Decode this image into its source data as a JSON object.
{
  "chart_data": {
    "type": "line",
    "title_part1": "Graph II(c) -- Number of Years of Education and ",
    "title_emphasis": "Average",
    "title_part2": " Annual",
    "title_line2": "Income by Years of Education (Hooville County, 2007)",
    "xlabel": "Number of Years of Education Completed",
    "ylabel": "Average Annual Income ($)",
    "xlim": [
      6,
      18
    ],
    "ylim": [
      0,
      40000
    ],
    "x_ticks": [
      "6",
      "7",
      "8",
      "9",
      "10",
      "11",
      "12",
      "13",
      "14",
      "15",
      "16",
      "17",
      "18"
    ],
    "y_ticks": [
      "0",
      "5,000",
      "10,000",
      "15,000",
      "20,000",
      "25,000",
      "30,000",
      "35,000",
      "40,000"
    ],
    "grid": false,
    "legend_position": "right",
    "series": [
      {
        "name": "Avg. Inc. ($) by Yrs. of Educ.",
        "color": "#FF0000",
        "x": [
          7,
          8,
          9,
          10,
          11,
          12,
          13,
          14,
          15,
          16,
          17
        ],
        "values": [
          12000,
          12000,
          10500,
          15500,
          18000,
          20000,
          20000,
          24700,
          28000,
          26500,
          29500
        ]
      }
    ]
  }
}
========
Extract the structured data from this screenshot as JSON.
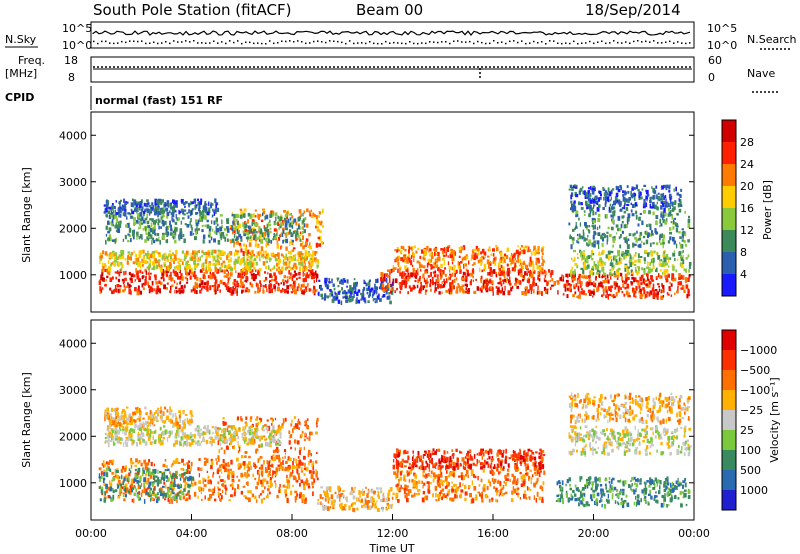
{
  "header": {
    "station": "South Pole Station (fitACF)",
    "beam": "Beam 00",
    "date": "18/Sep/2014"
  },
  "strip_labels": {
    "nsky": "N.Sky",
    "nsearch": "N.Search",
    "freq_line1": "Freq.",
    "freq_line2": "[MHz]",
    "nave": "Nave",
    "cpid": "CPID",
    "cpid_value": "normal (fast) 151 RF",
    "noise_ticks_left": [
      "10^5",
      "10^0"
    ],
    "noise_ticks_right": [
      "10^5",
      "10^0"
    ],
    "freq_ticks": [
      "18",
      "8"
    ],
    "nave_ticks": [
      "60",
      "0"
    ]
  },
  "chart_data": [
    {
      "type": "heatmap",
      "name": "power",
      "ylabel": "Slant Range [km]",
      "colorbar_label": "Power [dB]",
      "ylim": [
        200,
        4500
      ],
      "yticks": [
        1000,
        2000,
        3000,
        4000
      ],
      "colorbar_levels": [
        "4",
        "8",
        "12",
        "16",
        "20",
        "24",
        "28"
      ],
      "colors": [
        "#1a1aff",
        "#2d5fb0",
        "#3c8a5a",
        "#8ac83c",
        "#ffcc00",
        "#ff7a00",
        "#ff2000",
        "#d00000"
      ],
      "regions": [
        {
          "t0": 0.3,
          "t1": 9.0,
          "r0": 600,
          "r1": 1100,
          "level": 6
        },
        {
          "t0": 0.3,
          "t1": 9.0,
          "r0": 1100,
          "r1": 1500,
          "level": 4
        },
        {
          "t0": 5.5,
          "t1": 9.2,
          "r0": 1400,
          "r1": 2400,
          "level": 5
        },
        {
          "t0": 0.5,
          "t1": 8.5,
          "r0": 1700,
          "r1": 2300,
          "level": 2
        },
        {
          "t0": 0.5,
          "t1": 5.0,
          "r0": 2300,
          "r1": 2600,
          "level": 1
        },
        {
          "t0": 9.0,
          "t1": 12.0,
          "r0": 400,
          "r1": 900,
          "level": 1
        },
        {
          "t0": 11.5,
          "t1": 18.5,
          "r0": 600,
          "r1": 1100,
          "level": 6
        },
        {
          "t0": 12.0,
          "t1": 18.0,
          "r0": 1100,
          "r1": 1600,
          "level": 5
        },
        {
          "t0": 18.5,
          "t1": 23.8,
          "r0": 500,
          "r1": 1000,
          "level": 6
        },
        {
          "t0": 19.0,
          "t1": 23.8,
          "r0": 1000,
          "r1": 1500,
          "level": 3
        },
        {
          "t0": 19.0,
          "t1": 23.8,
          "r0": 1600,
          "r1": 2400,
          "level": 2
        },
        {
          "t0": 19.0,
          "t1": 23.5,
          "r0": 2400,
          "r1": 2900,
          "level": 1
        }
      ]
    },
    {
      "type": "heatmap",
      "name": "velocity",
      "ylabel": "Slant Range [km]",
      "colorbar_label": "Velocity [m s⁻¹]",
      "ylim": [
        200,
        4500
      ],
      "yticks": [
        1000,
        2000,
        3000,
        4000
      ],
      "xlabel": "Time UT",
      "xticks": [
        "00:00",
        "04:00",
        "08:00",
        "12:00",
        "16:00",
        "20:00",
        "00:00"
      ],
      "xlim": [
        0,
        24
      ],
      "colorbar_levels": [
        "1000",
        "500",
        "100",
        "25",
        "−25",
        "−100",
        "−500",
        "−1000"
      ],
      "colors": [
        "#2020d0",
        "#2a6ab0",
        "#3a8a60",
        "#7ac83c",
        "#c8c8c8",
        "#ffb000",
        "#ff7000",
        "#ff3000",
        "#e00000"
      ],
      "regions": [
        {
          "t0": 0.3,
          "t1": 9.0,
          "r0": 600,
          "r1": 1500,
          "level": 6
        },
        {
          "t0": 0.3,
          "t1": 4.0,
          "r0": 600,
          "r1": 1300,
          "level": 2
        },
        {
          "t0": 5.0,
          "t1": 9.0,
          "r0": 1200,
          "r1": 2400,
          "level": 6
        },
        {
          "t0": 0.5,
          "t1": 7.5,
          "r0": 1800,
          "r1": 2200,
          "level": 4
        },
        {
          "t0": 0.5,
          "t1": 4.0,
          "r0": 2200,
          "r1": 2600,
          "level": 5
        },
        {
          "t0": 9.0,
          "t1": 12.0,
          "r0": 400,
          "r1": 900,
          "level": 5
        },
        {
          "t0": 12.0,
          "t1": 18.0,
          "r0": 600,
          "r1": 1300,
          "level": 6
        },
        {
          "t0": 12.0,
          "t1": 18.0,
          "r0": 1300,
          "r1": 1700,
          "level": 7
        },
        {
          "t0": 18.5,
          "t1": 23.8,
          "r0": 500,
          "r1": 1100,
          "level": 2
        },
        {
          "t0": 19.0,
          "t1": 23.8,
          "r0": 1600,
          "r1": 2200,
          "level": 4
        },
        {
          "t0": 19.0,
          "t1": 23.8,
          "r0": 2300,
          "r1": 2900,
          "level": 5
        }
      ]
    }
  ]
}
========
| Prompt |
Gather and copy every line of the data in which the string "Annual" is found.

| Exercise solution |
    "title_part2": " Annual",
    "ylabel": "Average Annual Income ($)",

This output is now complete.